Document excerpt:

►

DARPA's Advanced RF Mapping (RadioMap) Program - RF CafeA project is underway by Defense Advanced Research Projects Agency (DARPA) to provide a real-time map (RadioMap) of where over-the-air broadcasts are occurring. The idea is to create a Google Maps type graphical interface where a network of 'sensors' that includes special purpose and otherwise deployed devices will report to a central data collection point to provide situational awareness for where and when (and by whom in some cases) specific frequencies are being occupied. Proposals are being accepted for companies wanting to contribute to the program, so this might be a great opportunity for makers of software defined radios (SDR) to build functionality into systems for accommodating such detection and reporting. If you are a strategic planning outfit, this would be a good ground floor entry point for participation in what will almost certainly be part of the (like it or not) unstoppable rapid expansion of government surveillance.

The Advanced RF Mapping (RadioMap) Program (DARPA-BAA-12-26), states thus regarding objectives. The entire document and amendments can be read at the page linked above.

From the RadioMap website:

DARPA is soliciting innovative research proposals in the area of Radio Frequency (RF) situational awareness employing a heterogeneous sensor network, whose constituent devices include RF receiver/transmitters deployed for other purposes such as tactical radios, using an approach that facilitates extension of the network to incorporate additional device types and to support additional Electronic Warfare/Intelligence, Surveillance and Reconnaissance (EW/ISR) applications. Proposed research should investigate innovative approaches that enable revolutionary advances in science, devices, or systems. Specifically excluded is research that primarily results in evolutionary improvements to the existing state of practice.

1.1 PROGRAM OVERVIEW

Three problems facing different user communities motivate research in this area:
  • Spectrum managers, and Dynamic Spectrum Access systems that perform automatic spectrum management functions, lack real-time awareness of spectrum usage variations across frequency, geography, and time. This reduces the efficiency of spectrum allocation and sharing, and thus reduces the total achieved mission benefit from the RF spectrum.
  • Small tactical units such as platoons or companies rarely have EW/ISR capability. A system that provides RF situational awareness and the ability to control the immediate RF environment as needed will offer significant benefits for mission effectiveness and force protection.
  • EW and ISR coverage is limited in some operational contexts by the high cost of current EW/ISR systems and platforms. An affordable system that provides broad coverage to cue and support the more focused high-capability EW/ISR systems would offer significant value.

◄

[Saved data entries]
►

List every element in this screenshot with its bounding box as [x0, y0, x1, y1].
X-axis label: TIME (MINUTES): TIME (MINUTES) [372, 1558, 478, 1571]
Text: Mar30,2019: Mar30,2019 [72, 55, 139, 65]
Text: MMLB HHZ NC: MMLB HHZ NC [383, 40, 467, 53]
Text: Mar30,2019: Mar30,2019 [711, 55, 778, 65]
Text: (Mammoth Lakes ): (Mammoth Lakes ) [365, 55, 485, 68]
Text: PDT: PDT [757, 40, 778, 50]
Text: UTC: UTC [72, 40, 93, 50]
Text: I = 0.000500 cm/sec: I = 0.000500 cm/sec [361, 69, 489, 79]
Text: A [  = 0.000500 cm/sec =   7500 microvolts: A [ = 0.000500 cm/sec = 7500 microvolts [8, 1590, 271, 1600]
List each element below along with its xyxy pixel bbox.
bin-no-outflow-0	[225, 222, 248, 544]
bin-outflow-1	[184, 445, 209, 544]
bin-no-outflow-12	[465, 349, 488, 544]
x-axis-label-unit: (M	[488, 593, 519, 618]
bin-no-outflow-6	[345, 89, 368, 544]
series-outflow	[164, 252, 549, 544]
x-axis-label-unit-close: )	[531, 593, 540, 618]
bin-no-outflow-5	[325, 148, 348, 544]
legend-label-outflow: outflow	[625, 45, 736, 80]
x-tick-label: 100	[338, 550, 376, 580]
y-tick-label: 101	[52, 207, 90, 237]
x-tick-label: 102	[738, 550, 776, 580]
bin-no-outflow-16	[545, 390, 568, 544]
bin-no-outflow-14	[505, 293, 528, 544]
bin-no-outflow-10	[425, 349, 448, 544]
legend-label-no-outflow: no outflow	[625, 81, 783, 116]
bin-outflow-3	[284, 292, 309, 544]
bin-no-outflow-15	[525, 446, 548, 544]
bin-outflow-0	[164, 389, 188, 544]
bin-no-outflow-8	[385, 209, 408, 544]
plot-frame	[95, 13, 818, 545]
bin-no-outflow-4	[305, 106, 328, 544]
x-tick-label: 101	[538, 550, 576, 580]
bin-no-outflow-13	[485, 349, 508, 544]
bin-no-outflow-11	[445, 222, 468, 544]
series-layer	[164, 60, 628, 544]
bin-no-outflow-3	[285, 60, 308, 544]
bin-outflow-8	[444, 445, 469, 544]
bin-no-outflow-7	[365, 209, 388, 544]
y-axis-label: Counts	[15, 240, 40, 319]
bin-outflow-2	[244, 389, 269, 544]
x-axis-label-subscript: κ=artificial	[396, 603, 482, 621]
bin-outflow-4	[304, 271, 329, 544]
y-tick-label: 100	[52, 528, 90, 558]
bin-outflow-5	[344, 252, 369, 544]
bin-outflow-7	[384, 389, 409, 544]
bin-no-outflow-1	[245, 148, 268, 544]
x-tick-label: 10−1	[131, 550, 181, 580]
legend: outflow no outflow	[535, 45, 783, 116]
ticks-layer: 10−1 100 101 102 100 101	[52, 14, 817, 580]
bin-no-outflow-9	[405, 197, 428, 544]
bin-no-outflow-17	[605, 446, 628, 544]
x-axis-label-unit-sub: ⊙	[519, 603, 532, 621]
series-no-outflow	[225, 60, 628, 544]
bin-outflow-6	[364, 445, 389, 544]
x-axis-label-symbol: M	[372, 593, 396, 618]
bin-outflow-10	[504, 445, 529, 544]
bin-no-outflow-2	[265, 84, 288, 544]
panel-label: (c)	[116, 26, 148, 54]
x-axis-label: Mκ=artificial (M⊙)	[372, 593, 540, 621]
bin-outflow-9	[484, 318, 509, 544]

◄

Prompt 1:
Answer the following from the text on DARPA's RadioMap program.
(a) What designation is given in parentheses for the Advanced RF Mapping (RadioMap) Program?
(b) What kind of research is specifically excluded from the solicitation?
(c) Which small tactical units are named as rarely having EW/ISR capability?
Prompt 2: Translate this sentence from the text on DARPA's RadioMap program into Spanish: "Proposed research should investigate innovative approaches that enable revolutionary advances in science, devices, or systems."

Written reply 1:
(a) DARPA-BAA-12-26
(b) Research that primarily results in evolutionary improvements to the existing state of practice.
(c) Platoons or companies.

Written reply 2: La investigación propuesta debe explorar enfoques innovadores que permitan avances revolucionarios en la ciencia, los dispositivos o los sistemas.